TRY IT
Provide an exact reproduction of every entry.

(Data extracted from a collection)
------------------------------------------------------------------------
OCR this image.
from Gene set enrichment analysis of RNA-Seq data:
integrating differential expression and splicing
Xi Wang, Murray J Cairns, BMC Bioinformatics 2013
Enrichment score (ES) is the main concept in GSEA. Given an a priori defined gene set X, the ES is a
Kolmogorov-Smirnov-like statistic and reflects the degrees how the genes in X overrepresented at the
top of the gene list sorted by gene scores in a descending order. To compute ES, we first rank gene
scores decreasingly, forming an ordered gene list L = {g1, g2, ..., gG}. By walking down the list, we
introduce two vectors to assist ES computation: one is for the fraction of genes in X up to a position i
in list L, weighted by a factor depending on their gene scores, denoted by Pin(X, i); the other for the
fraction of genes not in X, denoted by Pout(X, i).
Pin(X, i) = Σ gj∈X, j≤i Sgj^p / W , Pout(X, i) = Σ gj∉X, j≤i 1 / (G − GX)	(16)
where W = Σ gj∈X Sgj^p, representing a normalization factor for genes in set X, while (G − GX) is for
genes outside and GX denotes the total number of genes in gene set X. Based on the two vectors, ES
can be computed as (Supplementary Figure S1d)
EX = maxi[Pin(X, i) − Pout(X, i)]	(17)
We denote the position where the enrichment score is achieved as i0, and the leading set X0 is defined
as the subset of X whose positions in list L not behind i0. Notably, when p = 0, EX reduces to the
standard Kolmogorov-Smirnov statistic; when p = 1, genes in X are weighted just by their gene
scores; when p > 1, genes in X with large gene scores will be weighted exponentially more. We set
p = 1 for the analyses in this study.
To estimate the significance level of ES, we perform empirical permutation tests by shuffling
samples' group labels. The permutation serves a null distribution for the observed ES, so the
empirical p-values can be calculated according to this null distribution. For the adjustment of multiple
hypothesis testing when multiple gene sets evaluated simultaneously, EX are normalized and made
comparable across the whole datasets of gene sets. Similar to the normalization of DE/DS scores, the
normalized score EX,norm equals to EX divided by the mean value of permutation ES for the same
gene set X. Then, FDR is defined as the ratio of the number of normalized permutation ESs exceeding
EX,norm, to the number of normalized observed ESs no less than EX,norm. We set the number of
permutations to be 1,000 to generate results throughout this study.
------------------------------------------------------------------------
ANSWER TO THIS TASK
OCR this image.
from Gene set enrichment analysis of RNA-Seq data:
integrating differential expression and splicing
Xi Wang, Murray J Cairns, BMC Bioinformatics 2013
Enrichment score (ES) is the main concept in GSEA. Given an a priori defined gene set X, the ES is a
Kolmogorov-Smirnov-like statistic and reflects the degrees how the genes in X overrepresented at the
top of the gene list sorted by gene scores in a descending order. To compute ES, we first rank gene
scores decreasingly, forming an ordered gene list L = {g1, g2, ..., gG}. By walking down the list, we
introduce two vectors to assist ES computation: one is for the fraction of genes in X up to a position i
in list L, weighted by a factor depending on their gene scores, denoted by Pin(X, i); the other for the
fraction of genes not in X, denoted by Pout(X, i).
Pin(X, i) = Σ gj∈X, j≤i Sgj^p / W , Pout(X, i) = Σ gj∉X, j≤i 1 / (G − GX)	(16)
where W = Σ gj∈X Sgj^p, representing a normalization factor for genes in set X, while (G − GX) is for
genes outside and GX denotes the total number of genes in gene set X. Based on the two vectors, ES
can be computed as (Supplementary Figure S1d)
EX = maxi[Pin(X, i) − Pout(X, i)]	(17)
We denote the position where the enrichment score is achieved as i0, and the leading set X0 is defined
as the subset of X whose positions in list L not behind i0. Notably, when p = 0, EX reduces to the
standard Kolmogorov-Smirnov statistic; when p = 1, genes in X are weighted just by their gene
scores; when p > 1, genes in X with large gene scores will be weighted exponentially more. We set
p = 1 for the analyses in this study.
To estimate the significance level of ES, we perform empirical permutation tests by shuffling
samples' group labels. The permutation serves a null distribution for the observed ES, so the
empirical p-values can be calculated according to this null distribution. For the adjustment of multiple
hypothesis testing when multiple gene sets evaluated simultaneously, EX are normalized and made
comparable across the whole datasets of gene sets. Similar to the normalization of DE/DS scores, the
normalized score EX,norm equals to EX divided by the mean value of permutation ES for the same
gene set X. Then, FDR is defined as the ratio of the number of normalized permutation ESs exceeding
EX,norm, to the number of normalized observed ESs no less than EX,norm. We set the number of
permutations to be 1,000 to generate results throughout this study.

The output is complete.